■ DATA SUPPLIED

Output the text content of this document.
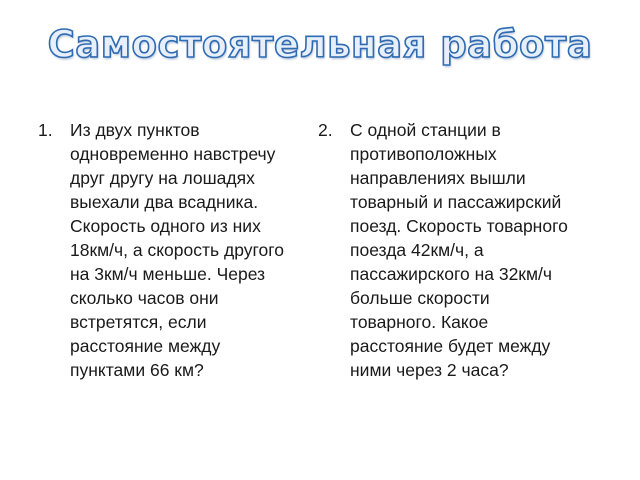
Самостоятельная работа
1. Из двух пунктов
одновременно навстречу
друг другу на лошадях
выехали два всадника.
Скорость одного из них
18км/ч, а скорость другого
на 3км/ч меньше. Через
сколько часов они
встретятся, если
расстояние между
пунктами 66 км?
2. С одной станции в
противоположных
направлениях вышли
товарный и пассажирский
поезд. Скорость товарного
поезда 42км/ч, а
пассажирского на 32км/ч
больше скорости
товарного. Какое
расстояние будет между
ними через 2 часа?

■ EXERCISE OBJECTIVE
Copy out the data above exactly, except the pictures.

■ ANSWER
Output the text content of this document.
Самостоятельная работа
1. Из двух пунктов
одновременно навстречу
друг другу на лошадях
выехали два всадника.
Скорость одного из них
18км/ч, а скорость другого
на 3км/ч меньше. Через
сколько часов они
встретятся, если
расстояние между
пунктами 66 км?
2. С одной станции в
противоположных
направлениях вышли
товарный и пассажирский
поезд. Скорость товарного
поезда 42км/ч, а
пассажирского на 32км/ч
больше скорости
товарного. Какое
расстояние будет между
ними через 2 часа?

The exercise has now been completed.